■ **DATASET ENTRIES**:
------------------------
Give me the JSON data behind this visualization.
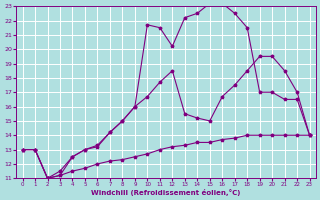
{
  "xlabel": "Windchill (Refroidissement éolien,°C)",
  "xlim": [
    -0.5,
    23.5
  ],
  "ylim": [
    11,
    23
  ],
  "yticks": [
    11,
    12,
    13,
    14,
    15,
    16,
    17,
    18,
    19,
    20,
    21,
    22,
    23
  ],
  "xticks": [
    0,
    1,
    2,
    3,
    4,
    5,
    6,
    7,
    8,
    9,
    10,
    11,
    12,
    13,
    14,
    15,
    16,
    17,
    18,
    19,
    20,
    21,
    22,
    23
  ],
  "background_color": "#b0e0e0",
  "grid_color": "#ffffff",
  "line_color": "#800080",
  "line1_x": [
    0,
    1,
    2,
    3,
    4,
    5,
    6,
    7,
    8,
    9,
    10,
    11,
    12,
    13,
    14,
    15,
    16,
    17,
    18,
    19,
    20,
    21,
    22,
    23
  ],
  "line1_y": [
    13.0,
    13.0,
    11.0,
    11.2,
    12.5,
    13.0,
    13.2,
    14.2,
    15.0,
    16.0,
    21.7,
    21.5,
    20.2,
    22.2,
    22.5,
    23.2,
    23.2,
    22.5,
    21.5,
    17.0,
    17.0,
    16.5,
    16.5,
    14.0
  ],
  "line2_x": [
    0,
    1,
    2,
    3,
    4,
    5,
    6,
    7,
    8,
    9,
    10,
    11,
    12,
    13,
    14,
    15,
    16,
    17,
    18,
    19,
    20,
    21,
    22,
    23
  ],
  "line2_y": [
    13.0,
    13.0,
    11.0,
    11.5,
    12.5,
    13.0,
    13.3,
    14.2,
    15.0,
    16.0,
    16.7,
    17.7,
    18.5,
    15.5,
    15.2,
    15.0,
    16.7,
    17.5,
    18.5,
    19.5,
    19.5,
    18.5,
    17.0,
    14.0
  ],
  "line3_x": [
    0,
    1,
    2,
    3,
    4,
    5,
    6,
    7,
    8,
    9,
    10,
    11,
    12,
    13,
    14,
    15,
    16,
    17,
    18,
    19,
    20,
    21,
    22,
    23
  ],
  "line3_y": [
    13.0,
    13.0,
    11.0,
    11.2,
    11.5,
    11.7,
    12.0,
    12.2,
    12.3,
    12.5,
    12.7,
    13.0,
    13.2,
    13.3,
    13.5,
    13.5,
    13.7,
    13.8,
    14.0,
    14.0,
    14.0,
    14.0,
    14.0,
    14.0
  ]
}
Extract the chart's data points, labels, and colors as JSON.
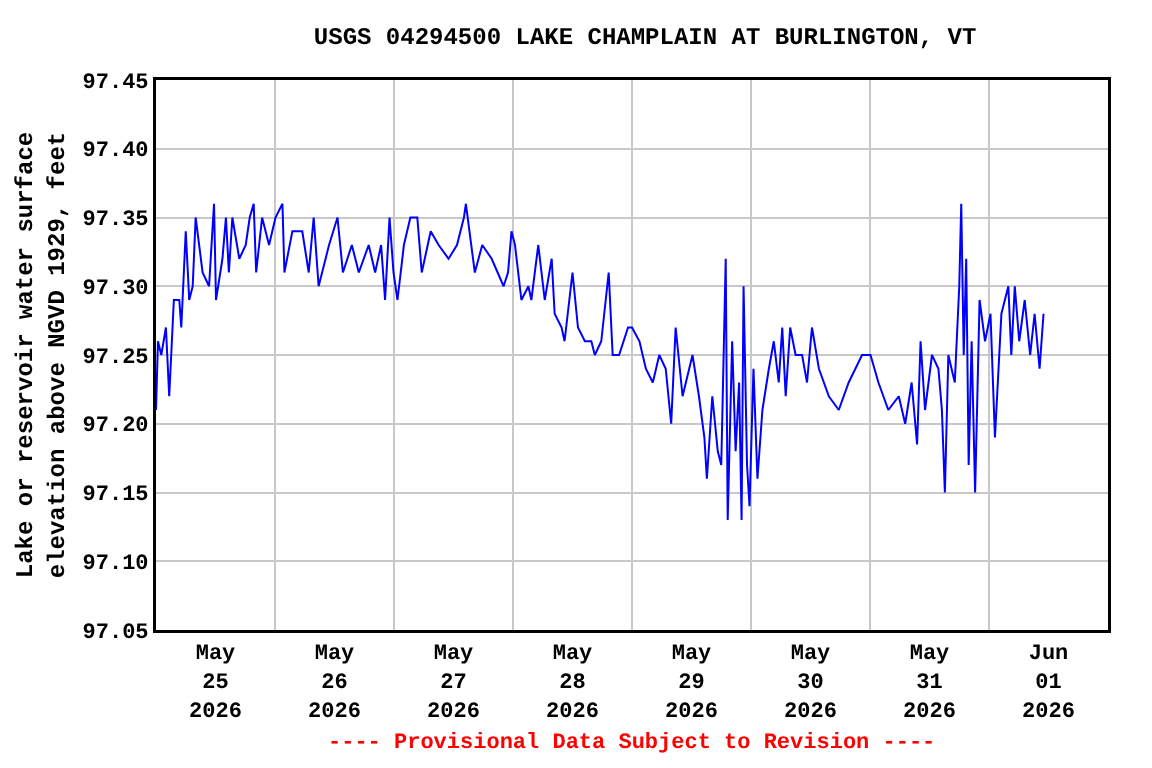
{
  "chart_data": {
    "type": "line",
    "title": "USGS 04294500 LAKE CHAMPLAIN AT BURLINGTON, VT",
    "ylabel": "Lake or reservoir water surface\nelevation above NGVD 1929, feet",
    "annotations": [
      "---- Provisional Data Subject to Revision ----"
    ],
    "x": [
      "2026-05-25T00:00",
      "2026-05-25T00:24",
      "2026-05-25T01:04",
      "2026-05-25T02:00",
      "2026-05-25T02:40",
      "2026-05-25T03:36",
      "2026-05-25T04:42",
      "2026-05-25T05:06",
      "2026-05-25T06:00",
      "2026-05-25T06:42",
      "2026-05-25T07:24",
      "2026-05-25T08:00",
      "2026-05-25T09:24",
      "2026-05-25T10:42",
      "2026-05-25T11:42",
      "2026-05-25T12:06",
      "2026-05-25T13:24",
      "2026-05-25T14:06",
      "2026-05-25T14:42",
      "2026-05-25T15:24",
      "2026-05-25T16:48",
      "2026-05-25T18:06",
      "2026-05-25T18:54",
      "2026-05-25T19:42",
      "2026-05-25T20:12",
      "2026-05-25T21:24",
      "2026-05-25T22:48",
      "2026-05-26T00:06",
      "2026-05-26T01:30",
      "2026-05-26T01:54",
      "2026-05-26T03:30",
      "2026-05-26T05:30",
      "2026-05-26T06:48",
      "2026-05-26T07:48",
      "2026-05-26T08:48",
      "2026-05-26T10:54",
      "2026-05-26T12:36",
      "2026-05-26T13:42",
      "2026-05-26T15:30",
      "2026-05-26T16:54",
      "2026-05-26T18:54",
      "2026-05-26T20:12",
      "2026-05-26T21:24",
      "2026-05-26T22:12",
      "2026-05-26T23:06",
      "2026-05-26T23:54",
      "2026-05-27T00:42",
      "2026-05-27T02:00",
      "2026-05-27T03:18",
      "2026-05-27T04:42",
      "2026-05-27T05:36",
      "2026-05-27T07:24",
      "2026-05-27T09:00",
      "2026-05-27T11:00",
      "2026-05-27T12:42",
      "2026-05-27T14:06",
      "2026-05-27T14:30",
      "2026-05-27T16:18",
      "2026-05-27T17:48",
      "2026-05-27T19:42",
      "2026-05-27T22:06",
      "2026-05-27T23:00",
      "2026-05-27T23:42",
      "2026-05-28T00:24",
      "2026-05-28T01:42",
      "2026-05-28T03:06",
      "2026-05-28T03:42",
      "2026-05-28T05:06",
      "2026-05-28T06:24",
      "2026-05-28T07:48",
      "2026-05-28T08:24",
      "2026-05-28T09:48",
      "2026-05-28T10:24",
      "2026-05-28T12:00",
      "2026-05-28T13:06",
      "2026-05-28T14:30",
      "2026-05-28T15:48",
      "2026-05-28T16:30",
      "2026-05-28T17:48",
      "2026-05-28T19:18",
      "2026-05-28T20:06",
      "2026-05-28T21:24",
      "2026-05-28T23:12",
      "2026-05-29T00:00",
      "2026-05-29T01:30",
      "2026-05-29T02:48",
      "2026-05-29T04:12",
      "2026-05-29T05:30",
      "2026-05-29T06:48",
      "2026-05-29T07:54",
      "2026-05-29T08:48",
      "2026-05-29T10:12",
      "2026-05-29T12:12",
      "2026-05-29T13:30",
      "2026-05-29T14:36",
      "2026-05-29T15:06",
      "2026-05-29T16:12",
      "2026-05-29T17:18",
      "2026-05-29T18:00",
      "2026-05-29T18:54",
      "2026-05-29T19:18",
      "2026-05-29T20:12",
      "2026-05-29T20:54",
      "2026-05-29T21:36",
      "2026-05-29T22:06",
      "2026-05-29T22:30",
      "2026-05-29T23:12",
      "2026-05-29T23:42",
      "2026-05-30T00:30",
      "2026-05-30T01:18",
      "2026-05-30T02:18",
      "2026-05-30T03:36",
      "2026-05-30T04:36",
      "2026-05-30T05:36",
      "2026-05-30T06:18",
      "2026-05-30T07:00",
      "2026-05-30T07:54",
      "2026-05-30T09:00",
      "2026-05-30T10:18",
      "2026-05-30T11:18",
      "2026-05-30T12:18",
      "2026-05-30T13:42",
      "2026-05-30T15:42",
      "2026-05-30T17:42",
      "2026-05-30T19:42",
      "2026-05-30T22:24",
      "2026-05-31T00:06",
      "2026-05-31T01:42",
      "2026-05-31T03:42",
      "2026-05-31T05:48",
      "2026-05-31T07:06",
      "2026-05-31T08:24",
      "2026-05-31T09:30",
      "2026-05-31T10:12",
      "2026-05-31T11:06",
      "2026-05-31T12:30",
      "2026-05-31T13:48",
      "2026-05-31T14:30",
      "2026-05-31T15:06",
      "2026-05-31T15:48",
      "2026-05-31T17:06",
      "2026-05-31T18:00",
      "2026-05-31T18:24",
      "2026-05-31T18:54",
      "2026-05-31T19:24",
      "2026-05-31T19:54",
      "2026-05-31T20:30",
      "2026-05-31T21:12",
      "2026-05-31T22:06",
      "2026-05-31T23:12",
      "2026-06-01T00:18",
      "2026-06-01T01:12",
      "2026-06-01T02:30",
      "2026-06-01T03:54",
      "2026-06-01T04:30",
      "2026-06-01T05:12",
      "2026-06-01T06:06",
      "2026-06-01T07:12",
      "2026-06-01T08:18",
      "2026-06-01T09:12",
      "2026-06-01T10:12",
      "2026-06-01T11:00"
    ],
    "series": [
      {
        "color": "#0000ff",
        "values": [
          97.21,
          97.26,
          97.25,
          97.27,
          97.22,
          97.29,
          97.29,
          97.27,
          97.34,
          97.29,
          97.3,
          97.35,
          97.31,
          97.3,
          97.36,
          97.29,
          97.32,
          97.35,
          97.31,
          97.35,
          97.32,
          97.33,
          97.35,
          97.36,
          97.31,
          97.35,
          97.33,
          97.35,
          97.36,
          97.31,
          97.34,
          97.34,
          97.31,
          97.35,
          97.3,
          97.33,
          97.35,
          97.31,
          97.33,
          97.31,
          97.33,
          97.31,
          97.33,
          97.29,
          97.35,
          97.31,
          97.29,
          97.33,
          97.35,
          97.35,
          97.31,
          97.34,
          97.33,
          97.32,
          97.33,
          97.35,
          97.36,
          97.31,
          97.33,
          97.32,
          97.3,
          97.31,
          97.34,
          97.33,
          97.29,
          97.3,
          97.29,
          97.33,
          97.29,
          97.32,
          97.28,
          97.27,
          97.26,
          97.31,
          97.27,
          97.26,
          97.26,
          97.25,
          97.26,
          97.31,
          97.25,
          97.25,
          97.27,
          97.27,
          97.26,
          97.24,
          97.23,
          97.25,
          97.24,
          97.2,
          97.27,
          97.22,
          97.25,
          97.22,
          97.19,
          97.16,
          97.22,
          97.18,
          97.17,
          97.32,
          97.13,
          97.26,
          97.18,
          97.23,
          97.13,
          97.3,
          97.17,
          97.14,
          97.24,
          97.16,
          97.21,
          97.24,
          97.26,
          97.23,
          97.27,
          97.22,
          97.27,
          97.25,
          97.25,
          97.23,
          97.27,
          97.24,
          97.22,
          97.21,
          97.23,
          97.25,
          97.25,
          97.23,
          97.21,
          97.22,
          97.2,
          97.23,
          97.185,
          97.26,
          97.21,
          97.25,
          97.24,
          97.21,
          97.15,
          97.25,
          97.23,
          97.3,
          97.36,
          97.25,
          97.32,
          97.17,
          97.26,
          97.15,
          97.29,
          97.26,
          97.28,
          97.19,
          97.28,
          97.3,
          97.25,
          97.3,
          97.26,
          97.29,
          97.25,
          97.28,
          97.24,
          97.28
        ]
      }
    ],
    "xlim": [
      "2026-05-25",
      "2026-06-02"
    ],
    "xticks": [
      {
        "value": "2026-05-25T12:00",
        "label": "May\n25\n2026"
      },
      {
        "value": "2026-05-26T12:00",
        "label": "May\n26\n2026"
      },
      {
        "value": "2026-05-27T12:00",
        "label": "May\n27\n2026"
      },
      {
        "value": "2026-05-28T12:00",
        "label": "May\n28\n2026"
      },
      {
        "value": "2026-05-29T12:00",
        "label": "May\n29\n2026"
      },
      {
        "value": "2026-05-30T12:00",
        "label": "May\n30\n2026"
      },
      {
        "value": "2026-05-31T12:00",
        "label": "May\n31\n2026"
      },
      {
        "value": "2026-06-01T12:00",
        "label": "Jun\n01\n2026"
      },
      {
        "value": "2026-05-26",
        "label": null
      },
      {
        "value": "2026-05-27",
        "label": null
      },
      {
        "value": "2026-05-28",
        "label": null
      },
      {
        "value": "2026-05-29",
        "label": null
      },
      {
        "value": "2026-05-30",
        "label": null
      },
      {
        "value": "2026-05-31",
        "label": null
      },
      {
        "value": "2026-06-01",
        "label": null
      }
    ],
    "ylim": [
      97.05,
      97.45
    ],
    "yticks": [
      {
        "value": 97.05,
        "label": "97.05"
      },
      {
        "value": 97.1,
        "label": "97.10"
      },
      {
        "value": 97.15,
        "label": "97.15"
      },
      {
        "value": 97.2,
        "label": "97.20"
      },
      {
        "value": 97.25,
        "label": "97.25"
      },
      {
        "value": 97.3,
        "label": "97.30"
      },
      {
        "value": 97.35,
        "label": "97.35"
      },
      {
        "value": 97.4,
        "label": "97.40"
      },
      {
        "value": 97.45,
        "label": "97.45"
      }
    ],
    "grid": true,
    "marker": "none",
    "line_style": "solid"
  }
}
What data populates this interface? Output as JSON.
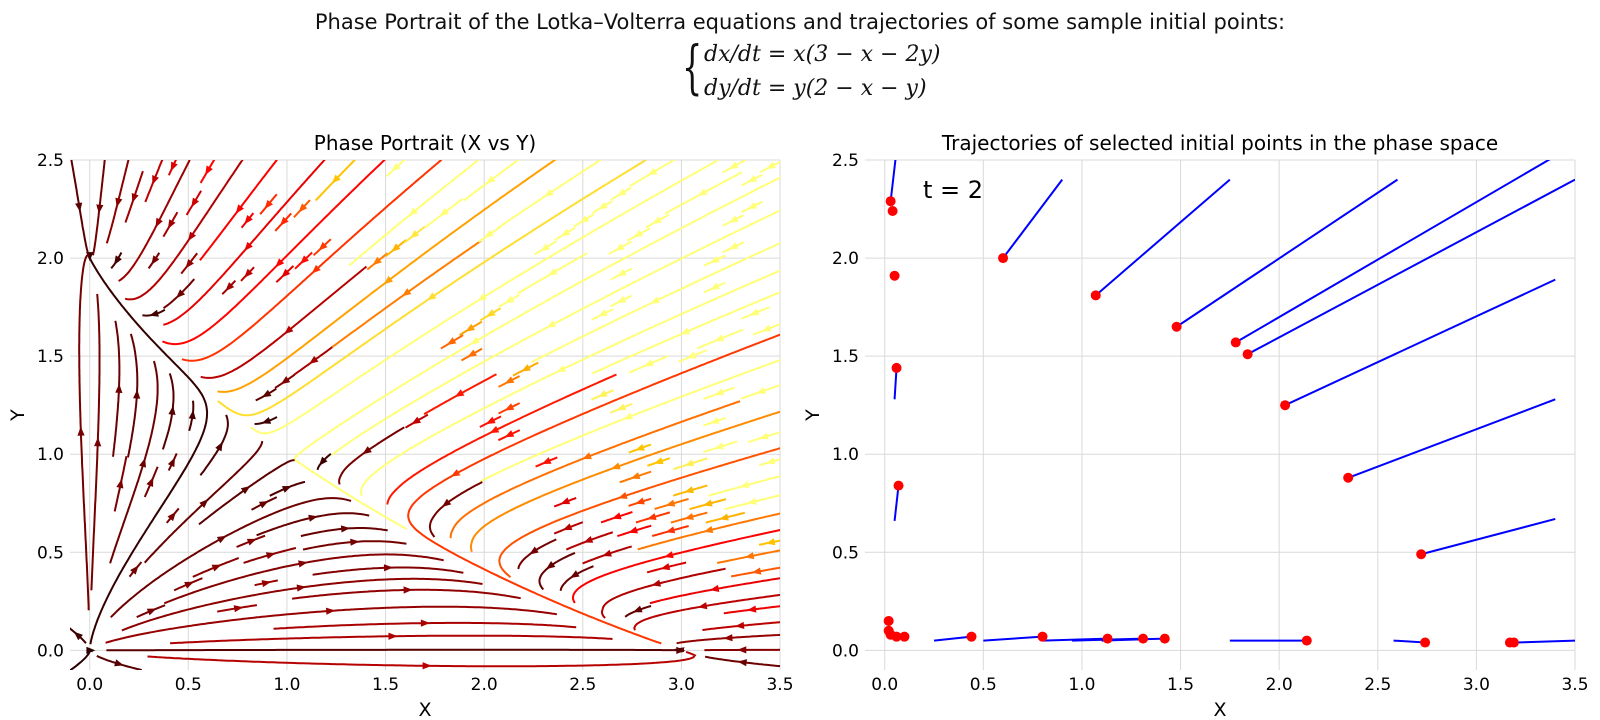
{
  "figure": {
    "suptitle": "Phase Portrait of the Lotka–Volterra equations and trajectories of some sample initial points:",
    "equation_dx": "dx/dt = x(3 − x − 2y)",
    "equation_dy": "dy/dt = y(2 − x − y)"
  },
  "chart_data": [
    {
      "type": "streamplot",
      "title": "Phase Portrait (X vs Y)",
      "xlabel": "X",
      "ylabel": "Y",
      "xlim": [
        -0.1,
        3.5
      ],
      "ylim": [
        -0.1,
        2.5
      ],
      "xticks": [
        "0.0",
        "0.5",
        "1.0",
        "1.5",
        "2.0",
        "2.5",
        "3.0",
        "3.5"
      ],
      "yticks": [
        "0.0",
        "0.5",
        "1.0",
        "1.5",
        "2.0",
        "2.5"
      ],
      "colormap": "hot (dark red to yellow by speed)",
      "grid": true,
      "system": {
        "dx_dt": "x(3 - x - 2y)",
        "dy_dt": "y(2 - x - y)"
      }
    },
    {
      "type": "scatter",
      "title": "Trajectories of selected initial points in the phase space",
      "xlabel": "X",
      "ylabel": "Y",
      "xlim": [
        -0.1,
        3.5
      ],
      "ylim": [
        -0.1,
        2.5
      ],
      "xticks": [
        "0.0",
        "0.5",
        "1.0",
        "1.5",
        "2.0",
        "2.5",
        "3.0",
        "3.5"
      ],
      "yticks": [
        "0.0",
        "0.5",
        "1.0",
        "1.5",
        "2.0",
        "2.5"
      ],
      "annotation": "t = 2",
      "grid": true,
      "colors": {
        "points": "#ff0000",
        "trajectories": "#0000ff"
      },
      "points": [
        {
          "x": 0.03,
          "y": 2.29
        },
        {
          "x": 0.04,
          "y": 2.24
        },
        {
          "x": 0.05,
          "y": 1.91
        },
        {
          "x": 0.06,
          "y": 1.44
        },
        {
          "x": 0.07,
          "y": 0.84
        },
        {
          "x": 0.6,
          "y": 2.0
        },
        {
          "x": 1.07,
          "y": 1.81
        },
        {
          "x": 1.48,
          "y": 1.65
        },
        {
          "x": 1.78,
          "y": 1.57
        },
        {
          "x": 1.84,
          "y": 1.51
        },
        {
          "x": 2.03,
          "y": 1.25
        },
        {
          "x": 2.35,
          "y": 0.88
        },
        {
          "x": 2.72,
          "y": 0.49
        },
        {
          "x": 0.02,
          "y": 0.15
        },
        {
          "x": 0.02,
          "y": 0.1
        },
        {
          "x": 0.03,
          "y": 0.08
        },
        {
          "x": 0.06,
          "y": 0.07
        },
        {
          "x": 0.1,
          "y": 0.07
        },
        {
          "x": 0.44,
          "y": 0.07
        },
        {
          "x": 0.8,
          "y": 0.07
        },
        {
          "x": 1.13,
          "y": 0.06
        },
        {
          "x": 1.31,
          "y": 0.06
        },
        {
          "x": 1.42,
          "y": 0.06
        },
        {
          "x": 2.14,
          "y": 0.05
        },
        {
          "x": 2.74,
          "y": 0.04
        },
        {
          "x": 3.17,
          "y": 0.04
        },
        {
          "x": 3.19,
          "y": 0.04
        }
      ],
      "trajectories": [
        {
          "from": [
            0.03,
            2.29
          ],
          "to": [
            0.06,
            2.55
          ]
        },
        {
          "from": [
            0.05,
            1.91
          ],
          "to": [
            0.05,
            1.91
          ]
        },
        {
          "from": [
            0.06,
            1.44
          ],
          "to": [
            0.05,
            1.28
          ]
        },
        {
          "from": [
            0.07,
            0.84
          ],
          "to": [
            0.05,
            0.66
          ]
        },
        {
          "from": [
            0.6,
            2.0
          ],
          "to": [
            0.9,
            2.4
          ]
        },
        {
          "from": [
            1.07,
            1.81
          ],
          "to": [
            1.75,
            2.4
          ]
        },
        {
          "from": [
            1.48,
            1.65
          ],
          "to": [
            2.6,
            2.4
          ]
        },
        {
          "from": [
            1.78,
            1.57
          ],
          "to": [
            3.4,
            2.52
          ]
        },
        {
          "from": [
            1.84,
            1.51
          ],
          "to": [
            3.5,
            2.4
          ]
        },
        {
          "from": [
            2.03,
            1.25
          ],
          "to": [
            3.4,
            1.89
          ]
        },
        {
          "from": [
            2.35,
            0.88
          ],
          "to": [
            3.4,
            1.28
          ]
        },
        {
          "from": [
            2.72,
            0.49
          ],
          "to": [
            3.4,
            0.67
          ]
        },
        {
          "from": [
            0.25,
            0.05
          ],
          "to": [
            0.44,
            0.07
          ]
        },
        {
          "from": [
            0.5,
            0.05
          ],
          "to": [
            0.8,
            0.07
          ]
        },
        {
          "from": [
            0.8,
            0.05
          ],
          "to": [
            1.13,
            0.06
          ]
        },
        {
          "from": [
            0.95,
            0.05
          ],
          "to": [
            1.31,
            0.06
          ]
        },
        {
          "from": [
            1.1,
            0.05
          ],
          "to": [
            1.42,
            0.06
          ]
        },
        {
          "from": [
            1.75,
            0.05
          ],
          "to": [
            2.14,
            0.05
          ]
        },
        {
          "from": [
            2.58,
            0.05
          ],
          "to": [
            2.74,
            0.04
          ]
        },
        {
          "from": [
            3.2,
            0.04
          ],
          "to": [
            3.5,
            0.05
          ]
        }
      ]
    }
  ]
}
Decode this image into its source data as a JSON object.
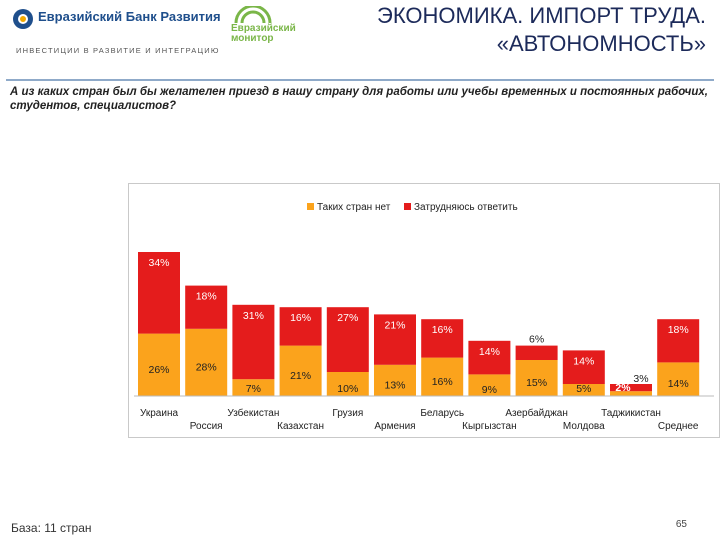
------------------------
■ **YOUR OBJECTIVE**: Pull out every line in the material above where "JSON" occurs.

■ **RESULT OF THE TASK**:
Give me the JSON data behind this visualization.
Extract the chart's data points, labels, and colors as JSON.
What data populates this interface? Output as JSON.
Decode this image into its source data as a JSON object.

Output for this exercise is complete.